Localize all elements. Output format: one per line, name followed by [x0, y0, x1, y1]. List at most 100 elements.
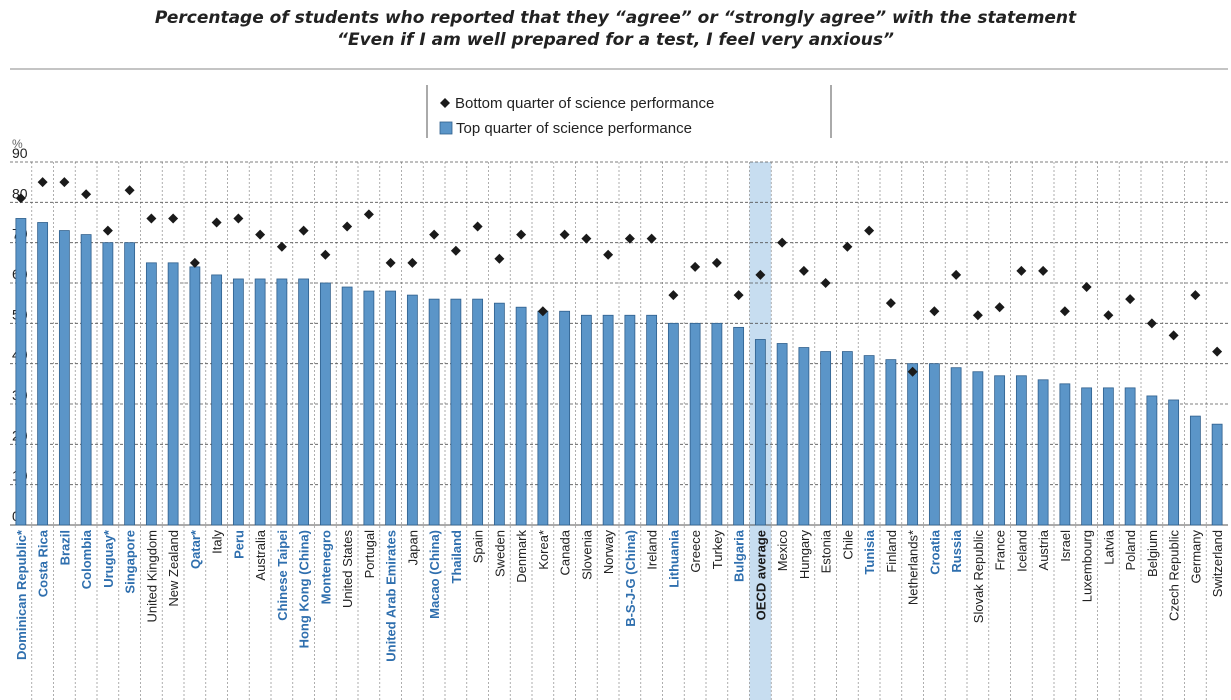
x-tick-label-chile: Chile: [840, 530, 855, 560]
x-tick-label-tunisia: Tunisia: [862, 529, 877, 574]
point-croatia: [929, 306, 940, 317]
x-tick-label-austria: Austria: [1036, 529, 1051, 570]
point-bulgaria: [733, 290, 744, 301]
point-portugal: [363, 209, 374, 220]
point-estonia: [820, 278, 831, 288]
bar-dominican-republic: [15, 218, 27, 526]
point-switzerland: [1212, 346, 1223, 357]
bar-greece: [689, 322, 701, 526]
point-netherlands: [907, 366, 918, 377]
x-tick-label-hungary: Hungary: [797, 530, 812, 580]
bar-poland: [1124, 387, 1136, 526]
point-tunisia: [864, 225, 875, 236]
point-poland: [1125, 294, 1136, 305]
bar-russia: [950, 367, 962, 526]
point-uruguay: [102, 225, 113, 236]
x-tick-label-united-states: United States: [340, 530, 355, 609]
x-tick-label-montenegro: Montenegro: [318, 530, 333, 604]
bar-bulgaria: [733, 326, 745, 526]
x-tick-label-japan: Japan: [405, 530, 420, 565]
x-tick-label-korea: Korea*: [536, 530, 551, 570]
chart-subtitle: “Even if I am well prepared for a test, …: [337, 30, 894, 50]
point-new-zealand: [168, 213, 179, 224]
point-thailand: [450, 245, 461, 256]
x-tick-label-spain: Spain: [471, 530, 486, 563]
bar-iceland: [1015, 375, 1027, 526]
x-tick-label-oecd-average: OECD average: [753, 530, 768, 620]
chart-title: Percentage of students who reported that…: [154, 8, 1077, 28]
y-axis-label: %: [12, 137, 23, 151]
x-tick-label-sweden: Sweden: [492, 530, 507, 577]
bar-macao-china: [428, 298, 440, 526]
point-qatar: [189, 257, 200, 268]
bar-australia: [254, 278, 266, 526]
bar-sweden: [493, 302, 505, 526]
bar-belgium: [1146, 395, 1158, 526]
bar-united-arab-emirates: [385, 290, 397, 526]
bar-switzerland: [1211, 423, 1223, 526]
point-australia: [255, 229, 266, 240]
x-tick-label-singapore: Singapore: [123, 530, 138, 594]
bar-croatia: [928, 363, 940, 526]
x-tick-label-peru: Peru: [231, 530, 246, 559]
point-colombia: [81, 189, 92, 200]
x-tick-label-b-s-j-g-china: B-S-J-G (China): [623, 530, 638, 627]
point-finland: [885, 298, 896, 309]
point-israel: [1059, 306, 1070, 317]
legend-diamond-swatch: [440, 98, 450, 108]
x-tick-label-thailand: Thailand: [449, 530, 464, 584]
x-tick-label-iceland: Iceland: [1014, 530, 1029, 572]
bar-denmark: [515, 306, 527, 526]
bar-tunisia: [863, 355, 875, 526]
bar-italy: [211, 274, 223, 526]
x-tick-label-turkey: Turkey: [710, 530, 725, 570]
bar-chile: [841, 351, 853, 526]
point-italy: [211, 217, 222, 228]
point-norway: [603, 249, 614, 260]
legend-label-bottom-quarter: Bottom quarter of science performance: [455, 95, 714, 112]
bar-latvia: [1102, 387, 1114, 526]
bar-netherlands: [907, 363, 919, 526]
point-chinese-taipei: [276, 241, 287, 252]
bar-korea: [537, 310, 549, 526]
bar-portugal: [363, 290, 375, 526]
bar-hungary: [798, 347, 810, 526]
point-belgium: [1146, 318, 1157, 329]
x-tick-label-canada: Canada: [558, 529, 573, 575]
x-tick-label-greece: Greece: [688, 530, 703, 573]
bar-spain: [472, 298, 484, 526]
bar-mexico: [776, 343, 788, 526]
point-germany: [1190, 290, 1201, 301]
bar-estonia: [820, 351, 832, 526]
x-tick-label-poland: Poland: [1123, 530, 1138, 570]
x-tick-label-united-kingdom: United Kingdom: [144, 530, 159, 623]
point-hong-kong-china: [298, 225, 309, 236]
bar-chinese-taipei: [276, 278, 288, 526]
x-tick-label-croatia: Croatia: [927, 529, 942, 575]
bar-montenegro: [319, 282, 331, 526]
x-tick-label-denmark: Denmark: [514, 530, 529, 583]
x-tick-label-latvia: Latvia: [1101, 529, 1116, 564]
point-united-states: [342, 221, 353, 232]
x-tick-label-dominican-republic: Dominican Republic*: [14, 529, 29, 660]
x-tick-label-estonia: Estonia: [819, 529, 834, 573]
legend-bar-swatch: [439, 121, 453, 135]
point-spain: [472, 221, 483, 232]
x-tick-label-uruguay: Uruguay*: [101, 529, 116, 588]
x-tick-label-portugal: Portugal: [362, 530, 377, 579]
point-brazil: [59, 177, 70, 188]
point-iceland: [1016, 265, 1027, 276]
bar-qatar: [189, 266, 201, 526]
x-tick-label-mexico: Mexico: [775, 530, 790, 571]
point-slovenia: [581, 233, 592, 244]
bar-costa-rica: [37, 222, 49, 526]
bar-france: [994, 375, 1006, 526]
bar-slovenia: [580, 314, 592, 526]
point-russia: [951, 269, 962, 280]
bar-thailand: [450, 298, 462, 526]
x-tick-label-israel: Israel: [1058, 530, 1073, 562]
x-tick-label-slovenia: Slovenia: [579, 529, 594, 580]
point-ireland: [646, 233, 657, 244]
bar-new-zealand: [167, 262, 179, 526]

* WHAT IS EXPECTED *
Copy every line of the data above word for word, leaving out any pictures.

* TASK RESULT *
Localize all elements. Output format: one per line, name followed by [x0, y0, x1, y1]. List at most 100 elements.
x-tick-label-chile: Chile: [840, 530, 855, 560]
x-tick-label-tunisia: Tunisia: [862, 529, 877, 574]
point-croatia: [929, 306, 940, 317]
x-tick-label-austria: Austria: [1036, 529, 1051, 570]
point-bulgaria: [733, 290, 744, 301]
point-portugal: [363, 209, 374, 220]
point-estonia: [820, 278, 831, 288]
bar-dominican-republic: [15, 218, 27, 526]
point-switzerland: [1212, 346, 1223, 357]
bar-greece: [689, 322, 701, 526]
point-netherlands: [907, 366, 918, 377]
x-tick-label-hungary: Hungary: [797, 530, 812, 580]
bar-poland: [1124, 387, 1136, 526]
point-tunisia: [864, 225, 875, 236]
point-poland: [1125, 294, 1136, 305]
bar-russia: [950, 367, 962, 526]
point-uruguay: [102, 225, 113, 236]
x-tick-label-united-states: United States: [340, 530, 355, 609]
x-tick-label-montenegro: Montenegro: [318, 530, 333, 604]
bar-bulgaria: [733, 326, 745, 526]
x-tick-label-japan: Japan: [405, 530, 420, 565]
x-tick-label-korea: Korea*: [536, 530, 551, 570]
chart-subtitle: “Even if I am well prepared for a test, …: [337, 30, 894, 50]
point-new-zealand: [168, 213, 179, 224]
point-thailand: [450, 245, 461, 256]
x-tick-label-spain: Spain: [471, 530, 486, 563]
bar-iceland: [1015, 375, 1027, 526]
x-tick-label-oecd-average: OECD average: [753, 530, 768, 620]
chart-title: Percentage of students who reported that…: [154, 8, 1077, 28]
y-axis-label: %: [12, 137, 23, 151]
x-tick-label-sweden: Sweden: [492, 530, 507, 577]
bar-macao-china: [428, 298, 440, 526]
point-qatar: [189, 257, 200, 268]
bar-australia: [254, 278, 266, 526]
bar-sweden: [493, 302, 505, 526]
bar-belgium: [1146, 395, 1158, 526]
bar-united-arab-emirates: [385, 290, 397, 526]
bar-switzerland: [1211, 423, 1223, 526]
point-australia: [255, 229, 266, 240]
x-tick-label-singapore: Singapore: [123, 530, 138, 594]
bar-croatia: [928, 363, 940, 526]
x-tick-label-peru: Peru: [231, 530, 246, 559]
point-colombia: [81, 189, 92, 200]
x-tick-label-b-s-j-g-china: B-S-J-G (China): [623, 530, 638, 627]
point-finland: [885, 298, 896, 309]
point-israel: [1059, 306, 1070, 317]
legend-diamond-swatch: [440, 98, 450, 108]
x-tick-label-thailand: Thailand: [449, 530, 464, 584]
x-tick-label-iceland: Iceland: [1014, 530, 1029, 572]
bar-denmark: [515, 306, 527, 526]
bar-tunisia: [863, 355, 875, 526]
bar-italy: [211, 274, 223, 526]
x-tick-label-turkey: Turkey: [710, 530, 725, 570]
bar-chile: [841, 351, 853, 526]
point-italy: [211, 217, 222, 228]
point-norway: [603, 249, 614, 260]
legend-label-bottom-quarter: Bottom quarter of science performance: [455, 95, 714, 112]
bar-latvia: [1102, 387, 1114, 526]
bar-netherlands: [907, 363, 919, 526]
point-chinese-taipei: [276, 241, 287, 252]
bar-korea: [537, 310, 549, 526]
bar-portugal: [363, 290, 375, 526]
bar-hungary: [798, 347, 810, 526]
point-belgium: [1146, 318, 1157, 329]
x-tick-label-canada: Canada: [558, 529, 573, 575]
x-tick-label-greece: Greece: [688, 530, 703, 573]
bar-spain: [472, 298, 484, 526]
bar-mexico: [776, 343, 788, 526]
point-germany: [1190, 290, 1201, 301]
bar-estonia: [820, 351, 832, 526]
x-tick-label-poland: Poland: [1123, 530, 1138, 570]
x-tick-label-united-kingdom: United Kingdom: [144, 530, 159, 623]
point-hong-kong-china: [298, 225, 309, 236]
bar-chinese-taipei: [276, 278, 288, 526]
x-tick-label-croatia: Croatia: [927, 529, 942, 575]
bar-montenegro: [319, 282, 331, 526]
x-tick-label-denmark: Denmark: [514, 530, 529, 583]
x-tick-label-latvia: Latvia: [1101, 529, 1116, 564]
point-united-states: [342, 221, 353, 232]
x-tick-label-dominican-republic: Dominican Republic*: [14, 529, 29, 660]
x-tick-label-estonia: Estonia: [819, 529, 834, 573]
legend-bar-swatch: [439, 121, 453, 135]
point-spain: [472, 221, 483, 232]
x-tick-label-uruguay: Uruguay*: [101, 529, 116, 588]
x-tick-label-portugal: Portugal: [362, 530, 377, 579]
point-brazil: [59, 177, 70, 188]
point-iceland: [1016, 265, 1027, 276]
bar-qatar: [189, 266, 201, 526]
x-tick-label-mexico: Mexico: [775, 530, 790, 571]
point-slovenia: [581, 233, 592, 244]
bar-costa-rica: [37, 222, 49, 526]
bar-france: [994, 375, 1006, 526]
bar-slovenia: [580, 314, 592, 526]
point-russia: [951, 269, 962, 280]
bar-thailand: [450, 298, 462, 526]
x-tick-label-israel: Israel: [1058, 530, 1073, 562]
x-tick-label-slovenia: Slovenia: [579, 529, 594, 580]
point-ireland: [646, 233, 657, 244]
bar-new-zealand: [167, 262, 179, 526]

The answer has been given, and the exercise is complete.